WHAT TO DO> Copy out all lines with the word "JSON" in them.

___ MATERIAL PROVIDED ___

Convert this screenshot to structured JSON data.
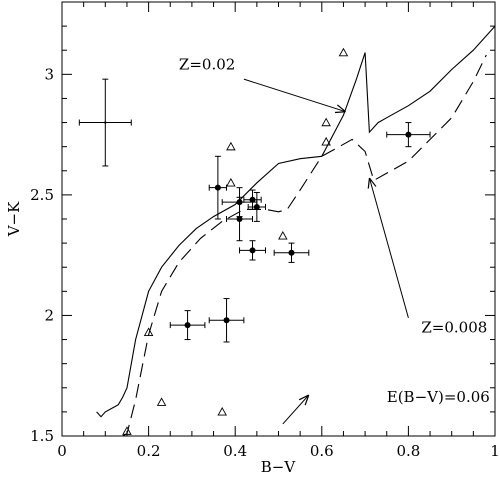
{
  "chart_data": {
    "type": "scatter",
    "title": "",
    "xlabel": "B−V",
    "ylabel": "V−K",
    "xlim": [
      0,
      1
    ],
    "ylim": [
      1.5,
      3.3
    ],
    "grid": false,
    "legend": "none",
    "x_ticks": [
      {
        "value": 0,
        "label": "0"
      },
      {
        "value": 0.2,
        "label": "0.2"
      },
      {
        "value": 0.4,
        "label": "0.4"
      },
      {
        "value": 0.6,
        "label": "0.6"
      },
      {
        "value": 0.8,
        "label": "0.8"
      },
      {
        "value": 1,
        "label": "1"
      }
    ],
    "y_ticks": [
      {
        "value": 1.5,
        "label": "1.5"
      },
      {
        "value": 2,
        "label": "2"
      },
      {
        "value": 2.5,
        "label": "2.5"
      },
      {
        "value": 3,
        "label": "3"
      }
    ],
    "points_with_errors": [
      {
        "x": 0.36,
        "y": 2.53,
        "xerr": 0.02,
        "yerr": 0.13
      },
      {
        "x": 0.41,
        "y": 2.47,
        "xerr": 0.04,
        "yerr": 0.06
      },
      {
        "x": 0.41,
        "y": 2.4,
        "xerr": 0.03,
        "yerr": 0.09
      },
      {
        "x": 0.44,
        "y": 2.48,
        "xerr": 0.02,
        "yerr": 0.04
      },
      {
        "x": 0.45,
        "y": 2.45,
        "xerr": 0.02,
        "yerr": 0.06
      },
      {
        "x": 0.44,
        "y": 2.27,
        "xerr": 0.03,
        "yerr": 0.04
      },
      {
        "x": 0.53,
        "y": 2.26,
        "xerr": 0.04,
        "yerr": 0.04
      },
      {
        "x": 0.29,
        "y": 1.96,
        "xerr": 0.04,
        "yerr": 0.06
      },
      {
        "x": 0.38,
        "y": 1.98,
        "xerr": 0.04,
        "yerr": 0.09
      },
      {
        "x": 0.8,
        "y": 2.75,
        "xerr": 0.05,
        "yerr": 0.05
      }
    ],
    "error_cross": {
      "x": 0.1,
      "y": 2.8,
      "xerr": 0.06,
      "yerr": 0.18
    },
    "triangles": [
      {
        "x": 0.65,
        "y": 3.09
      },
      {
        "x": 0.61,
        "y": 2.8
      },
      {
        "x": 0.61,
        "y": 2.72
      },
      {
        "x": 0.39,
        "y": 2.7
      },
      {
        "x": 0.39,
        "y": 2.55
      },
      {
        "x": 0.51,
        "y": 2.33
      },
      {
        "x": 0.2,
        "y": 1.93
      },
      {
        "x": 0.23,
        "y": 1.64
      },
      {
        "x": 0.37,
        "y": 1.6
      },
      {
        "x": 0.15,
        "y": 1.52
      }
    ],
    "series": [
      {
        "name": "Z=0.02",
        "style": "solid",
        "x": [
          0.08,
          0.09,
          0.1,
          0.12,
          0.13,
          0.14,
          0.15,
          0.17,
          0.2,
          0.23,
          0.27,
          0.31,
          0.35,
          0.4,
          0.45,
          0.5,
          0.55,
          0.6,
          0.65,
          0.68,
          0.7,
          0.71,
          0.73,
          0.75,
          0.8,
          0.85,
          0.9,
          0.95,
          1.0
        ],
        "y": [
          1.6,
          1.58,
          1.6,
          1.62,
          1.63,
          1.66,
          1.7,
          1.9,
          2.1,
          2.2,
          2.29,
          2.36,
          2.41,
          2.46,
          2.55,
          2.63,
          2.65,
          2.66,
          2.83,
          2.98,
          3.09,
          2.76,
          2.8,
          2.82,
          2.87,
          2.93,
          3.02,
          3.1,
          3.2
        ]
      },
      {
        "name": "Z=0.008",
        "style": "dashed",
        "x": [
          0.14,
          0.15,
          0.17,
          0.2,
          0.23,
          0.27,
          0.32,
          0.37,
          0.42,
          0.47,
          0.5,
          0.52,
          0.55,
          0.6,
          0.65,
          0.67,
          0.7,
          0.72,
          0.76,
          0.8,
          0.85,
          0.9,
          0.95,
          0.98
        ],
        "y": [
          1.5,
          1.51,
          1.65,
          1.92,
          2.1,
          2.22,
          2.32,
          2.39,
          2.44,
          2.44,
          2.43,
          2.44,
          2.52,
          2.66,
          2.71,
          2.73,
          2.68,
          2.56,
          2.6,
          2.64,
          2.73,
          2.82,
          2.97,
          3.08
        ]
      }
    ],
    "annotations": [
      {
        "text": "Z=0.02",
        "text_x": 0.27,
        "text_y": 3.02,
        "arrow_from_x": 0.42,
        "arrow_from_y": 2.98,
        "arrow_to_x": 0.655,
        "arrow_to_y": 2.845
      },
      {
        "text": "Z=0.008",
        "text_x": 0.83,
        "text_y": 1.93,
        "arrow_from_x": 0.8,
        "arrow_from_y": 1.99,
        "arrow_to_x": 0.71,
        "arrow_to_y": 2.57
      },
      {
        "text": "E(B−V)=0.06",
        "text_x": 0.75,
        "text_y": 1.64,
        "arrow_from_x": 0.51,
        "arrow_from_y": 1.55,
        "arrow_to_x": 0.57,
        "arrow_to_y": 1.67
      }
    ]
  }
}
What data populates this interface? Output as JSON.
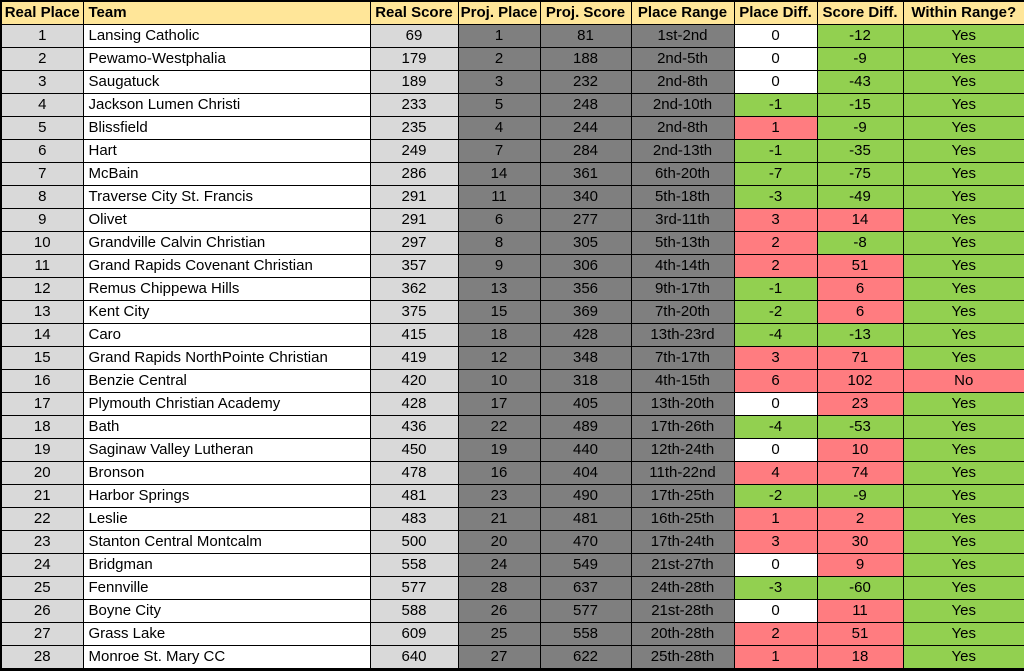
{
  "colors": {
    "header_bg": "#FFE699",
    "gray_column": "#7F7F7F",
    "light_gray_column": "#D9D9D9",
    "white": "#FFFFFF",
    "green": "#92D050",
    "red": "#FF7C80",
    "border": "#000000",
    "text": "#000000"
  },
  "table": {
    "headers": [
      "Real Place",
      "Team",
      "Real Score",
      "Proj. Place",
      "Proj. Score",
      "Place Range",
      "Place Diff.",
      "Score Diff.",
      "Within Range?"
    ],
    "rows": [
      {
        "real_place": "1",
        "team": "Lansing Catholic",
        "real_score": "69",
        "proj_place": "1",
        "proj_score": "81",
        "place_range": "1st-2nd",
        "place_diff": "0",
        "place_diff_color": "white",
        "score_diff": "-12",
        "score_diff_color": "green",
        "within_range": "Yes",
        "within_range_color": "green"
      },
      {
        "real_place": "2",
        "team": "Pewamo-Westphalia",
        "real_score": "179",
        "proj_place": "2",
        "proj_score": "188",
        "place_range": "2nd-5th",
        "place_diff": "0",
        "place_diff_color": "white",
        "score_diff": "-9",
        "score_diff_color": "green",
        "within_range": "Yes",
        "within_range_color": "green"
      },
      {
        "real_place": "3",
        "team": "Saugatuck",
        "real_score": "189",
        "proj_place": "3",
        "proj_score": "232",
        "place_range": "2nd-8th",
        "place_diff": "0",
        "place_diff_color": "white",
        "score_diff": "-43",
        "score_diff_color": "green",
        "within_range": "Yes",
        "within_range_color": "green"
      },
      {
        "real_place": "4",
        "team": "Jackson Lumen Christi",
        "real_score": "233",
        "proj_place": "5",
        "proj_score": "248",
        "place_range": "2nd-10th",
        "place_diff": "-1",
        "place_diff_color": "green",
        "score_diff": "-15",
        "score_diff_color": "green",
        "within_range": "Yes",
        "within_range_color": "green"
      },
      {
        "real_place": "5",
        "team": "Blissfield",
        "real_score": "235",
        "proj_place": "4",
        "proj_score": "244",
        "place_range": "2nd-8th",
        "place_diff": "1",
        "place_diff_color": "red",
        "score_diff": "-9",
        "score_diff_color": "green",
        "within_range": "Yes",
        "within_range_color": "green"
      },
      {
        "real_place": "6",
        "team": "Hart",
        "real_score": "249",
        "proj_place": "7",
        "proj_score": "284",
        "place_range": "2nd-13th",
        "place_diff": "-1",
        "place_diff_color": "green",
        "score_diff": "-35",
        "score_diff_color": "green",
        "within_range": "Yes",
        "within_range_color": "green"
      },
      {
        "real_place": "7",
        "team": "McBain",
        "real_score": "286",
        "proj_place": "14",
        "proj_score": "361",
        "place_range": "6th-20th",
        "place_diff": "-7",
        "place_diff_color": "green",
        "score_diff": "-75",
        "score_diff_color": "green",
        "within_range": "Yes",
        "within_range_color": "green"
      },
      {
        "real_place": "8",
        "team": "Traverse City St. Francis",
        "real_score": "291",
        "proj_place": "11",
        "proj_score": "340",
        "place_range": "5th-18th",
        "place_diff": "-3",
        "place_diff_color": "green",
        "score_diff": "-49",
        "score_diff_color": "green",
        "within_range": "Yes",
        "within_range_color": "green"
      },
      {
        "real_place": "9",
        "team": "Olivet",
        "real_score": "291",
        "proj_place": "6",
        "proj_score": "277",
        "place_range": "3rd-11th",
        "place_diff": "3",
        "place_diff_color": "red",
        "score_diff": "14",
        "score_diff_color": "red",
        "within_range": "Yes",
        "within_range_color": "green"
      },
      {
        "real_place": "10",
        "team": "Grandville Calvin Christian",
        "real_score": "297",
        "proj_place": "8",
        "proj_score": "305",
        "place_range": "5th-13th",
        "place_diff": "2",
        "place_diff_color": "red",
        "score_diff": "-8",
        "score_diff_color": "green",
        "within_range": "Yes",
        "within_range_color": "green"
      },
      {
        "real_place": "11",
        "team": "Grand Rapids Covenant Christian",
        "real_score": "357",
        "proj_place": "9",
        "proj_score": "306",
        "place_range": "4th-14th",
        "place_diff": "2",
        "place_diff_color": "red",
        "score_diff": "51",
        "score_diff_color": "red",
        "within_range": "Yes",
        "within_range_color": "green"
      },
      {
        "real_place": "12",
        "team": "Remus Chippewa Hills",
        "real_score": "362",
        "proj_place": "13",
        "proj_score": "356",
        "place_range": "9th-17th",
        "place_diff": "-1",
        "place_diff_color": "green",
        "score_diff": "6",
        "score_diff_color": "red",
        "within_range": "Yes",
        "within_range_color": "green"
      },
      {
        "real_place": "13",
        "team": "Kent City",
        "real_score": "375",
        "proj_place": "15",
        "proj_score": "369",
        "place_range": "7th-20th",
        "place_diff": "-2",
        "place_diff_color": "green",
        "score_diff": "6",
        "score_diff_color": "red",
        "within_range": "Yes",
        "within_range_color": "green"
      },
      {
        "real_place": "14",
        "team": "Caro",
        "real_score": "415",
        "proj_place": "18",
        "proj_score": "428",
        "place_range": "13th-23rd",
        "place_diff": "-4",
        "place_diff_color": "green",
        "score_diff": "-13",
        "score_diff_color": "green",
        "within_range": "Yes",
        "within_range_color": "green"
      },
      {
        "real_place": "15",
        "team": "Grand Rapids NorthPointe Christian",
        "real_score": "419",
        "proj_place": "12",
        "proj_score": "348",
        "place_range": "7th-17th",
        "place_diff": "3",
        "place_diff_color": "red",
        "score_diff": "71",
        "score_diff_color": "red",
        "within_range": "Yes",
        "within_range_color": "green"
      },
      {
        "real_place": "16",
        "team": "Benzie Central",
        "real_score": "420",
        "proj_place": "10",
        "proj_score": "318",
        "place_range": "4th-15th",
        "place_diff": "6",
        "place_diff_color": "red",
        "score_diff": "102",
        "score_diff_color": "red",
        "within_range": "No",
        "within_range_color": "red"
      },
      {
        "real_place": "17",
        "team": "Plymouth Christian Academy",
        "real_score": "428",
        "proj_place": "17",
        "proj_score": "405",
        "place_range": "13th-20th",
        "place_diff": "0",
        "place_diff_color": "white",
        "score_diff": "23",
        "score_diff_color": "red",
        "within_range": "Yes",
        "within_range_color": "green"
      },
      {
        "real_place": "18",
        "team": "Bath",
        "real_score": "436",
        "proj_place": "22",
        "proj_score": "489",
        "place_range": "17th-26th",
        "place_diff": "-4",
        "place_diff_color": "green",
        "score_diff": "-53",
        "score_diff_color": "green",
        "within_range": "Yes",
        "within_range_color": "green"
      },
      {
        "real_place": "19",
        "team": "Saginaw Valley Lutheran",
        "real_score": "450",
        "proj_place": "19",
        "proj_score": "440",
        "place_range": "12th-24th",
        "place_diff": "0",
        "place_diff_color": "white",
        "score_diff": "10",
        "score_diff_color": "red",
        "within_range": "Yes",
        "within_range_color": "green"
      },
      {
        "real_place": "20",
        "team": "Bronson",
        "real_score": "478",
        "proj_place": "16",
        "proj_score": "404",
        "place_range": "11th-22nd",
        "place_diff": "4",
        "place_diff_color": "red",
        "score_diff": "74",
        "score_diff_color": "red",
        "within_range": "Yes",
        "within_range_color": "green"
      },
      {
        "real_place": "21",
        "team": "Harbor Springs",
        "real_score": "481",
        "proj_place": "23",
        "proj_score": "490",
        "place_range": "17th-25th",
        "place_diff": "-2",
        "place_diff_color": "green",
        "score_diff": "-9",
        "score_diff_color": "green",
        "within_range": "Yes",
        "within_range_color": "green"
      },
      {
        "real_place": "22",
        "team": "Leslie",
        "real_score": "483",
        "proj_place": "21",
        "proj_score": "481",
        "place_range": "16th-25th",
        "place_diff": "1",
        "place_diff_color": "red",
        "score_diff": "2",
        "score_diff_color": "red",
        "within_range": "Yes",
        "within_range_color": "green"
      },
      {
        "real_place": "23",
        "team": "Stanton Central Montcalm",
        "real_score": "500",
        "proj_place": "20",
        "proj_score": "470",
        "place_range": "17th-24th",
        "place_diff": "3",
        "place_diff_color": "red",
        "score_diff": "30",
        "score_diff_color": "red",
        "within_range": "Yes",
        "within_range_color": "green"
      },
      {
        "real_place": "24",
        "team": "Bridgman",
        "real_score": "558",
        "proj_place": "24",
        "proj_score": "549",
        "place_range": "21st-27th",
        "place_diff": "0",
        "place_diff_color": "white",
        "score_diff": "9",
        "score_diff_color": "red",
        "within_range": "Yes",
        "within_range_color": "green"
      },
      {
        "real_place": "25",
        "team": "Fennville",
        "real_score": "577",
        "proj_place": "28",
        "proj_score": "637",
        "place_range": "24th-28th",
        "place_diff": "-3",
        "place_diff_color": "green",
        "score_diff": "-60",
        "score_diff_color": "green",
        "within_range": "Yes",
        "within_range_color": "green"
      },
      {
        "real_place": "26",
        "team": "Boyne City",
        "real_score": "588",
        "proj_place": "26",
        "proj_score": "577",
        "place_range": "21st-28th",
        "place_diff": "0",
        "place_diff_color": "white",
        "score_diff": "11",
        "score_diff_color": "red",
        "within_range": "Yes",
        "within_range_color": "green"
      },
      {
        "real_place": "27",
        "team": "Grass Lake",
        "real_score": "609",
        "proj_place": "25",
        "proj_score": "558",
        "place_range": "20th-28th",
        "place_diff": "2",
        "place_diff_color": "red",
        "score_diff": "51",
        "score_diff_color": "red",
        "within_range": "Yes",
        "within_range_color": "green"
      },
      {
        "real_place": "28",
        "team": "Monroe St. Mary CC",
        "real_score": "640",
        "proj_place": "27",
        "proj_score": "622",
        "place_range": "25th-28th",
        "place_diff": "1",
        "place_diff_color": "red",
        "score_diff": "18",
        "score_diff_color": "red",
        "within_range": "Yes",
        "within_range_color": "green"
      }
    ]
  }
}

___

COMPLETE ANSWER>
Convert this screenshot to structured JSON data.
What data populates this interface? Output as JSON.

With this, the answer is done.